(Some records)

****************

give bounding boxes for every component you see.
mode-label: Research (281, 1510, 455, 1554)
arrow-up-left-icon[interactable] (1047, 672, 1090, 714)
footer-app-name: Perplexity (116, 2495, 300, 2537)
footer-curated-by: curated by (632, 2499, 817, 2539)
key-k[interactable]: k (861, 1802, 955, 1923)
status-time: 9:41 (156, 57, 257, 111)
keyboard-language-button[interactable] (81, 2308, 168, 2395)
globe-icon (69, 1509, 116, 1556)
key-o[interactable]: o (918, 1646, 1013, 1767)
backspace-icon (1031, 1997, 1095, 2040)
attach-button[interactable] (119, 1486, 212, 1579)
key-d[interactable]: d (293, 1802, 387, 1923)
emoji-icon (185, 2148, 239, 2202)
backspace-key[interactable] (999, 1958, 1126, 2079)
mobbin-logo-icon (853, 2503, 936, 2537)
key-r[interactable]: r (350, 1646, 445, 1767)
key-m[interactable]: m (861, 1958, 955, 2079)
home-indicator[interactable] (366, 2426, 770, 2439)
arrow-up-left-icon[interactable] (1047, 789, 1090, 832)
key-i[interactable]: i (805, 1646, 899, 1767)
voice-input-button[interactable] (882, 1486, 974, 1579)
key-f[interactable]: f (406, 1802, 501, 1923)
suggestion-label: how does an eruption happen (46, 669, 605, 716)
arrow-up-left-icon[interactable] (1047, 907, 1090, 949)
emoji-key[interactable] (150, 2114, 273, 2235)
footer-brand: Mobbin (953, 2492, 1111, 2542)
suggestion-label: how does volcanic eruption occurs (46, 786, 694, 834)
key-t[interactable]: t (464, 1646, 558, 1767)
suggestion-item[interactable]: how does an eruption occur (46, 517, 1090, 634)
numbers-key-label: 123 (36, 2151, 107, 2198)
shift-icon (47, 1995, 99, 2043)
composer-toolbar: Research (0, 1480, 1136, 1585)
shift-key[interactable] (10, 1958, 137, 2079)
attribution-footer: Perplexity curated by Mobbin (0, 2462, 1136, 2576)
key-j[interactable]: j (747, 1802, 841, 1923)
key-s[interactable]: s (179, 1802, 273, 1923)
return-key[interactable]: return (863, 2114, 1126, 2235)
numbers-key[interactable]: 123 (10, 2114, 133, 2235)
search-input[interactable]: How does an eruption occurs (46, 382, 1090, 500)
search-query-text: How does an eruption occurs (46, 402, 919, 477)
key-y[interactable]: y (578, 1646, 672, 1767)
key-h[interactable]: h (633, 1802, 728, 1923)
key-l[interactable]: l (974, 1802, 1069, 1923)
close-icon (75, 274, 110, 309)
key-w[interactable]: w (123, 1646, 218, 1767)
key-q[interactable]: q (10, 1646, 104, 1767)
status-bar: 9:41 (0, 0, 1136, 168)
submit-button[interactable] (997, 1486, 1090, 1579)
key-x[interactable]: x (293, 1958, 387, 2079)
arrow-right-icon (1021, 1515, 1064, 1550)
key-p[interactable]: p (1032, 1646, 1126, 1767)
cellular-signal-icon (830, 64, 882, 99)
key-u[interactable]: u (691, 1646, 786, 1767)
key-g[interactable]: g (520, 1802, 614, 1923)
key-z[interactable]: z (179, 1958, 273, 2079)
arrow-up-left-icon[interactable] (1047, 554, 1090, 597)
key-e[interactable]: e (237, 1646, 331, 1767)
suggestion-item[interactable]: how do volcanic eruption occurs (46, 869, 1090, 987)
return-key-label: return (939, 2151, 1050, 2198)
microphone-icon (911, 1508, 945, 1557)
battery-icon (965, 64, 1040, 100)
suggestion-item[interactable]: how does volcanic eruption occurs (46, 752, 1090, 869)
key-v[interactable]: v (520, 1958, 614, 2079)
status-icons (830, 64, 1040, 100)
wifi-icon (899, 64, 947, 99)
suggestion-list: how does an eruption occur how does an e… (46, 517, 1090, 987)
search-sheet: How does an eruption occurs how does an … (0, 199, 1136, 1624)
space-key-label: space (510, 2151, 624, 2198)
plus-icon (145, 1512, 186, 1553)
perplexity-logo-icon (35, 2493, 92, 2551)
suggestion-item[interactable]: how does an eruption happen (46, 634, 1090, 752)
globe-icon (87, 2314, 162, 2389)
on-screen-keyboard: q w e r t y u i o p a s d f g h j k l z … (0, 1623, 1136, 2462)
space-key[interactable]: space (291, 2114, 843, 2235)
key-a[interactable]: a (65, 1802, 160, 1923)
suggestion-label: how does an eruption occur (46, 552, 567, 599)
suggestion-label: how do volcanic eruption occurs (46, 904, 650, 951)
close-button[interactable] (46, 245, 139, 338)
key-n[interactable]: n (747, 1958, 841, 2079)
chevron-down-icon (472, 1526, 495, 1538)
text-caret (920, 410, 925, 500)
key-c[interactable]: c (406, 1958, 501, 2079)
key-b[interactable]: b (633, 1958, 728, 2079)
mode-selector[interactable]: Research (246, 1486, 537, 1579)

****************

Problem to work on - Copy out every line of the records above word for word, with nothing left out or changed.

Result of this task -
give bounding boxes for every component you see.
mode-label: Research (281, 1510, 455, 1554)
arrow-up-left-icon[interactable] (1047, 672, 1090, 714)
footer-app-name: Perplexity (116, 2495, 300, 2537)
footer-curated-by: curated by (632, 2499, 817, 2539)
key-k[interactable]: k (861, 1802, 955, 1923)
status-time: 9:41 (156, 57, 257, 111)
keyboard-language-button[interactable] (81, 2308, 168, 2395)
globe-icon (69, 1509, 116, 1556)
key-o[interactable]: o (918, 1646, 1013, 1767)
backspace-icon (1031, 1997, 1095, 2040)
attach-button[interactable] (119, 1486, 212, 1579)
key-d[interactable]: d (293, 1802, 387, 1923)
emoji-icon (185, 2148, 239, 2202)
backspace-key[interactable] (999, 1958, 1126, 2079)
mobbin-logo-icon (853, 2503, 936, 2537)
key-r[interactable]: r (350, 1646, 445, 1767)
key-m[interactable]: m (861, 1958, 955, 2079)
home-indicator[interactable] (366, 2426, 770, 2439)
arrow-up-left-icon[interactable] (1047, 789, 1090, 832)
key-i[interactable]: i (805, 1646, 899, 1767)
voice-input-button[interactable] (882, 1486, 974, 1579)
key-f[interactable]: f (406, 1802, 501, 1923)
suggestion-label: how does an eruption happen (46, 669, 605, 716)
arrow-up-left-icon[interactable] (1047, 907, 1090, 949)
emoji-key[interactable] (150, 2114, 273, 2235)
footer-brand: Mobbin (953, 2492, 1111, 2542)
suggestion-label: how does volcanic eruption occurs (46, 786, 694, 834)
key-t[interactable]: t (464, 1646, 558, 1767)
suggestion-item[interactable]: how does an eruption occur (46, 517, 1090, 634)
numbers-key-label: 123 (36, 2151, 107, 2198)
shift-icon (47, 1995, 99, 2043)
composer-toolbar: Research (0, 1480, 1136, 1585)
shift-key[interactable] (10, 1958, 137, 2079)
attribution-footer: Perplexity curated by Mobbin (0, 2462, 1136, 2576)
key-j[interactable]: j (747, 1802, 841, 1923)
key-s[interactable]: s (179, 1802, 273, 1923)
return-key[interactable]: return (863, 2114, 1126, 2235)
numbers-key[interactable]: 123 (10, 2114, 133, 2235)
search-input[interactable]: How does an eruption occurs (46, 382, 1090, 500)
search-query-text: How does an eruption occurs (46, 402, 919, 477)
key-y[interactable]: y (578, 1646, 672, 1767)
key-h[interactable]: h (633, 1802, 728, 1923)
key-l[interactable]: l (974, 1802, 1069, 1923)
close-icon (75, 274, 110, 309)
key-w[interactable]: w (123, 1646, 218, 1767)
key-q[interactable]: q (10, 1646, 104, 1767)
status-bar: 9:41 (0, 0, 1136, 168)
submit-button[interactable] (997, 1486, 1090, 1579)
key-x[interactable]: x (293, 1958, 387, 2079)
arrow-right-icon (1021, 1515, 1064, 1550)
key-p[interactable]: p (1032, 1646, 1126, 1767)
cellular-signal-icon (830, 64, 882, 99)
key-u[interactable]: u (691, 1646, 786, 1767)
key-g[interactable]: g (520, 1802, 614, 1923)
key-z[interactable]: z (179, 1958, 273, 2079)
arrow-up-left-icon[interactable] (1047, 554, 1090, 597)
key-e[interactable]: e (237, 1646, 331, 1767)
suggestion-item[interactable]: how do volcanic eruption occurs (46, 869, 1090, 987)
return-key-label: return (939, 2151, 1050, 2198)
microphone-icon (911, 1508, 945, 1557)
battery-icon (965, 64, 1040, 100)
suggestion-item[interactable]: how does volcanic eruption occurs (46, 752, 1090, 869)
key-v[interactable]: v (520, 1958, 614, 2079)
status-icons (830, 64, 1040, 100)
wifi-icon (899, 64, 947, 99)
suggestion-list: how does an eruption occur how does an e… (46, 517, 1090, 987)
search-sheet: How does an eruption occurs how does an … (0, 199, 1136, 1624)
space-key-label: space (510, 2151, 624, 2198)
plus-icon (145, 1512, 186, 1553)
perplexity-logo-icon (35, 2493, 92, 2551)
suggestion-item[interactable]: how does an eruption happen (46, 634, 1090, 752)
globe-icon (87, 2314, 162, 2389)
on-screen-keyboard: q w e r t y u i o p a s d f g h j k l z … (0, 1623, 1136, 2462)
space-key[interactable]: space (291, 2114, 843, 2235)
key-a[interactable]: a (65, 1802, 160, 1923)
suggestion-label: how does an eruption occur (46, 552, 567, 599)
suggestion-label: how do volcanic eruption occurs (46, 904, 650, 951)
close-button[interactable] (46, 245, 139, 338)
key-n[interactable]: n (747, 1958, 841, 2079)
chevron-down-icon (472, 1526, 495, 1538)
text-caret (920, 410, 925, 500)
key-c[interactable]: c (406, 1958, 501, 2079)
key-b[interactable]: b (633, 1958, 728, 2079)
mode-selector[interactable]: Research (246, 1486, 537, 1579)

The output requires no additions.